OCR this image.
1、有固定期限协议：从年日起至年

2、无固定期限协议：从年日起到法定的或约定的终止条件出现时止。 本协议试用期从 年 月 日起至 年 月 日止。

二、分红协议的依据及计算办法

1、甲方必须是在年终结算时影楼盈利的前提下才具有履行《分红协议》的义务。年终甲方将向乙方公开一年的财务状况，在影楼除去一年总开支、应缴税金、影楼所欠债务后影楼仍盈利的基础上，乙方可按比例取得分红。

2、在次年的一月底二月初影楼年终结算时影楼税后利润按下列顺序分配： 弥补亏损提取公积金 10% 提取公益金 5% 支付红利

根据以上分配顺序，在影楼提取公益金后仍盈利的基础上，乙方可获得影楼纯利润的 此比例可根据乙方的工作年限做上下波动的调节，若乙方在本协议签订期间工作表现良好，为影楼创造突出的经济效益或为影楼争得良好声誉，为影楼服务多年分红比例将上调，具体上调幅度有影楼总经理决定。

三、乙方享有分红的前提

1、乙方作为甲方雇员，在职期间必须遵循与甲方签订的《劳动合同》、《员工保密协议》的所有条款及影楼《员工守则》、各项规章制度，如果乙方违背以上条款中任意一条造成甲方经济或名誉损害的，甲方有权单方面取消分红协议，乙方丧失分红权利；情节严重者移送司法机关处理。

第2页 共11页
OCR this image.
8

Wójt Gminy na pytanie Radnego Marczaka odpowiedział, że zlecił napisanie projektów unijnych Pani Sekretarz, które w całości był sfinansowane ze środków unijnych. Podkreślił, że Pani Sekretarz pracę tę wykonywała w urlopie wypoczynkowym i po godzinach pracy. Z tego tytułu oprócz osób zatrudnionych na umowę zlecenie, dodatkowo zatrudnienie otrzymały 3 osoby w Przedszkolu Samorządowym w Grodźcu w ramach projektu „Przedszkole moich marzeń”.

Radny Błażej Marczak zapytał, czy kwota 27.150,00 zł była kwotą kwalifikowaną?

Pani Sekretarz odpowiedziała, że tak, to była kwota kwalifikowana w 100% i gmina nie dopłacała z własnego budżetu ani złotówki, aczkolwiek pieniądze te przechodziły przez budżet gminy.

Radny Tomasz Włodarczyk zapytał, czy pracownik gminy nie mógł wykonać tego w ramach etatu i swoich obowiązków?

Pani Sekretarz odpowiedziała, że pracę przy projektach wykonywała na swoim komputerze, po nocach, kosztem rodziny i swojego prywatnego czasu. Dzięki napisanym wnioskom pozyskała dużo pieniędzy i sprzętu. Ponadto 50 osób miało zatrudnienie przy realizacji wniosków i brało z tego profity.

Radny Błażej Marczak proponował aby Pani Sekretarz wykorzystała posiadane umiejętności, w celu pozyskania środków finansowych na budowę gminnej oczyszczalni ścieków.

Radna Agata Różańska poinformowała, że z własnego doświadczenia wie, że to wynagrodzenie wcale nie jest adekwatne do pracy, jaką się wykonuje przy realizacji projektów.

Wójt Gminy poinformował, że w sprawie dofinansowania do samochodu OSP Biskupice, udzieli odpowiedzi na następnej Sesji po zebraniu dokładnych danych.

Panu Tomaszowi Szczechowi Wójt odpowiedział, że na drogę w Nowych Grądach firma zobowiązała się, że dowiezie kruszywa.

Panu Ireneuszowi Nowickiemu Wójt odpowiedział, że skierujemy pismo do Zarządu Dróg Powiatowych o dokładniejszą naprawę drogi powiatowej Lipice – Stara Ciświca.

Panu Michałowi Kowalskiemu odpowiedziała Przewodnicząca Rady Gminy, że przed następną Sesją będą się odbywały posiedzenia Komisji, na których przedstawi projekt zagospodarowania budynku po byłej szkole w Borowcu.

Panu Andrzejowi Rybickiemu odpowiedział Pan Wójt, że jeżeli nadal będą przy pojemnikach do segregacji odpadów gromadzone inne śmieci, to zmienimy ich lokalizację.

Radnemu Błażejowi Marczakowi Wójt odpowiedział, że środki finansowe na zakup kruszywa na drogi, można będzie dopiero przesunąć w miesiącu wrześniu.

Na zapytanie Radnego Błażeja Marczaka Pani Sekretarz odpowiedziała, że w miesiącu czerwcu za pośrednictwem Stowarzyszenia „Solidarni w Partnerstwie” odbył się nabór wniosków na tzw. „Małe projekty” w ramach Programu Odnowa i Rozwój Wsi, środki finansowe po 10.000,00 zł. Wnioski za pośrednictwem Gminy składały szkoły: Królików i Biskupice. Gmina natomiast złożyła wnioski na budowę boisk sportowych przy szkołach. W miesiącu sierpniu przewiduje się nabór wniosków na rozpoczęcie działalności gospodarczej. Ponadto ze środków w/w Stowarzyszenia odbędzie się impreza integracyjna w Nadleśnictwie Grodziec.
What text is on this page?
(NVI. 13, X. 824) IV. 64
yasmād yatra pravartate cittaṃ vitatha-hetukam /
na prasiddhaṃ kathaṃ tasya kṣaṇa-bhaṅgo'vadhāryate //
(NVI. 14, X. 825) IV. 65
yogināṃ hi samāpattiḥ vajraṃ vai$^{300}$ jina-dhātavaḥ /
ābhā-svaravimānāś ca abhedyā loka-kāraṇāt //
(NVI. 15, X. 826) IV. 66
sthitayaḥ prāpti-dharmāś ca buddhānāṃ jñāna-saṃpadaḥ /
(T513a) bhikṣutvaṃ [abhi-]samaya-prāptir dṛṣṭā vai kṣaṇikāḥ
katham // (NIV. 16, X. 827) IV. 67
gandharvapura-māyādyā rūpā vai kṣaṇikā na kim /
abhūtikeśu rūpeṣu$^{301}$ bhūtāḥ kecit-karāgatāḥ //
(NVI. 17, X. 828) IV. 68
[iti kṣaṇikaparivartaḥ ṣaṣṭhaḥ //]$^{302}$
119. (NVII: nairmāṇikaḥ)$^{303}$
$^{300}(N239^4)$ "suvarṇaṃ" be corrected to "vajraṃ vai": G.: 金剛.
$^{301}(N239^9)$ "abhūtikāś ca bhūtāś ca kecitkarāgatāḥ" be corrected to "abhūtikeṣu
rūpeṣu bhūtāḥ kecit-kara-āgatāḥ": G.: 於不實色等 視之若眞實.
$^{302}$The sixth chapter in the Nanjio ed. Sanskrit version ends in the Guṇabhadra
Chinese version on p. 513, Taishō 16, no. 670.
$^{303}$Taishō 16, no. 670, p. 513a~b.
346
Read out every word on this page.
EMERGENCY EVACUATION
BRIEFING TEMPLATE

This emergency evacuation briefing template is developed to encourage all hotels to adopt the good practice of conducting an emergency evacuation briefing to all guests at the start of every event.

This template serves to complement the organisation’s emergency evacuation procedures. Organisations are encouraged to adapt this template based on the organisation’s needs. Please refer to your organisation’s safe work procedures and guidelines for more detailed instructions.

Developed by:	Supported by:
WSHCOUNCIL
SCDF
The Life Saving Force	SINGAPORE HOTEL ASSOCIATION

◆ **TO BE DONE**
Please reproduce each line exactly as written.

◆ **ANSWER FOR THE TASK**
OCR this image.
1、有固定期限协议：从年日起至年

2、无固定期限协议：从年日起到法定的或约定的终止条件出现时止。 本协议试用期从 年 月 日起至 年 月 日止。

二、分红协议的依据及计算办法

1、甲方必须是在年终结算时影楼盈利的前提下才具有履行《分红协议》的义务。年终甲方将向乙方公开一年的财务状况，在影楼除去一年总开支、应缴税金、影楼所欠债务后影楼仍盈利的基础上，乙方可按比例取得分红。

2、在次年的一月底二月初影楼年终结算时影楼税后利润按下列顺序分配： 弥补亏损提取公积金 10% 提取公益金 5% 支付红利

根据以上分配顺序，在影楼提取公益金后仍盈利的基础上，乙方可获得影楼纯利润的 此比例可根据乙方的工作年限做上下波动的调节，若乙方在本协议签订期间工作表现良好，为影楼创造突出的经济效益或为影楼争得良好声誉，为影楼服务多年分红比例将上调，具体上调幅度有影楼总经理决定。

三、乙方享有分红的前提

1、乙方作为甲方雇员，在职期间必须遵循与甲方签订的《劳动合同》、《员工保密协议》的所有条款及影楼《员工守则》、各项规章制度，如果乙方违背以上条款中任意一条造成甲方经济或名誉损害的，甲方有权单方面取消分红协议，乙方丧失分红权利；情节严重者移送司法机关处理。

第2页 共11页
OCR this image.
8

Wójt Gminy na pytanie Radnego Marczaka odpowiedział, że zlecił napisanie projektów unijnych Pani Sekretarz, które w całości był sfinansowane ze środków unijnych. Podkreślił, że Pani Sekretarz pracę tę wykonywała w urlopie wypoczynkowym i po godzinach pracy. Z tego tytułu oprócz osób zatrudnionych na umowę zlecenie, dodatkowo zatrudnienie otrzymały 3 osoby w Przedszkolu Samorządowym w Grodźcu w ramach projektu „Przedszkole moich marzeń”.

Radny Błażej Marczak zapytał, czy kwota 27.150,00 zł była kwotą kwalifikowaną?

Pani Sekretarz odpowiedziała, że tak, to była kwota kwalifikowana w 100% i gmina nie dopłacała z własnego budżetu ani złotówki, aczkolwiek pieniądze te przechodziły przez budżet gminy.

Radny Tomasz Włodarczyk zapytał, czy pracownik gminy nie mógł wykonać tego w ramach etatu i swoich obowiązków?

Pani Sekretarz odpowiedziała, że pracę przy projektach wykonywała na swoim komputerze, po nocach, kosztem rodziny i swojego prywatnego czasu. Dzięki napisanym wnioskom pozyskała dużo pieniędzy i sprzętu. Ponadto 50 osób miało zatrudnienie przy realizacji wniosków i brało z tego profity.

Radny Błażej Marczak proponował aby Pani Sekretarz wykorzystała posiadane umiejętności, w celu pozyskania środków finansowych na budowę gminnej oczyszczalni ścieków.

Radna Agata Różańska poinformowała, że z własnego doświadczenia wie, że to wynagrodzenie wcale nie jest adekwatne do pracy, jaką się wykonuje przy realizacji projektów.

Wójt Gminy poinformował, że w sprawie dofinansowania do samochodu OSP Biskupice, udzieli odpowiedzi na następnej Sesji po zebraniu dokładnych danych.

Panu Tomaszowi Szczechowi Wójt odpowiedział, że na drogę w Nowych Grądach firma zobowiązała się, że dowiezie kruszywa.

Panu Ireneuszowi Nowickiemu Wójt odpowiedział, że skierujemy pismo do Zarządu Dróg Powiatowych o dokładniejszą naprawę drogi powiatowej Lipice – Stara Ciświca.

Panu Michałowi Kowalskiemu odpowiedziała Przewodnicząca Rady Gminy, że przed następną Sesją będą się odbywały posiedzenia Komisji, na których przedstawi projekt zagospodarowania budynku po byłej szkole w Borowcu.

Panu Andrzejowi Rybickiemu odpowiedział Pan Wójt, że jeżeli nadal będą przy pojemnikach do segregacji odpadów gromadzone inne śmieci, to zmienimy ich lokalizację.

Radnemu Błażejowi Marczakowi Wójt odpowiedział, że środki finansowe na zakup kruszywa na drogi, można będzie dopiero przesunąć w miesiącu wrześniu.

Na zapytanie Radnego Błażeja Marczaka Pani Sekretarz odpowiedziała, że w miesiącu czerwcu za pośrednictwem Stowarzyszenia „Solidarni w Partnerstwie” odbył się nabór wniosków na tzw. „Małe projekty” w ramach Programu Odnowa i Rozwój Wsi, środki finansowe po 10.000,00 zł. Wnioski za pośrednictwem Gminy składały szkoły: Królików i Biskupice. Gmina natomiast złożyła wnioski na budowę boisk sportowych przy szkołach. W miesiącu sierpniu przewiduje się nabór wniosków na rozpoczęcie działalności gospodarczej. Ponadto ze środków w/w Stowarzyszenia odbędzie się impreza integracyjna w Nadleśnictwie Grodziec.
What text is on this page?
(NVI. 13, X. 824) IV. 64
yasmād yatra pravartate cittaṃ vitatha-hetukam /
na prasiddhaṃ kathaṃ tasya kṣaṇa-bhaṅgo'vadhāryate //
(NVI. 14, X. 825) IV. 65
yogināṃ hi samāpattiḥ vajraṃ vai$^{300}$ jina-dhātavaḥ /
ābhā-svaravimānāś ca abhedyā loka-kāraṇāt //
(NVI. 15, X. 826) IV. 66
sthitayaḥ prāpti-dharmāś ca buddhānāṃ jñāna-saṃpadaḥ /
(T513a) bhikṣutvaṃ [abhi-]samaya-prāptir dṛṣṭā vai kṣaṇikāḥ
katham // (NIV. 16, X. 827) IV. 67
gandharvapura-māyādyā rūpā vai kṣaṇikā na kim /
abhūtikeśu rūpeṣu$^{301}$ bhūtāḥ kecit-karāgatāḥ //
(NVI. 17, X. 828) IV. 68
[iti kṣaṇikaparivartaḥ ṣaṣṭhaḥ //]$^{302}$
119. (NVII: nairmāṇikaḥ)$^{303}$
$^{300}(N239^4)$ "suvarṇaṃ" be corrected to "vajraṃ vai": G.: 金剛.
$^{301}(N239^9)$ "abhūtikāś ca bhūtāś ca kecitkarāgatāḥ" be corrected to "abhūtikeṣu
rūpeṣu bhūtāḥ kecit-kara-āgatāḥ": G.: 於不實色等 視之若眞實.
$^{302}$The sixth chapter in the Nanjio ed. Sanskrit version ends in the Guṇabhadra
Chinese version on p. 513, Taishō 16, no. 670.
$^{303}$Taishō 16, no. 670, p. 513a~b.
346
Read out every word on this page.
EMERGENCY EVACUATION
BRIEFING TEMPLATE

This emergency evacuation briefing template is developed to encourage all hotels to adopt the good practice of conducting an emergency evacuation briefing to all guests at the start of every event.

This template serves to complement the organisation’s emergency evacuation procedures. Organisations are encouraged to adapt this template based on the organisation’s needs. Please refer to your organisation’s safe work procedures and guidelines for more detailed instructions.

Developed by:	Supported by:
WSHCOUNCIL
SCDF
The Life Saving Force	SINGAPORE HOTEL ASSOCIATION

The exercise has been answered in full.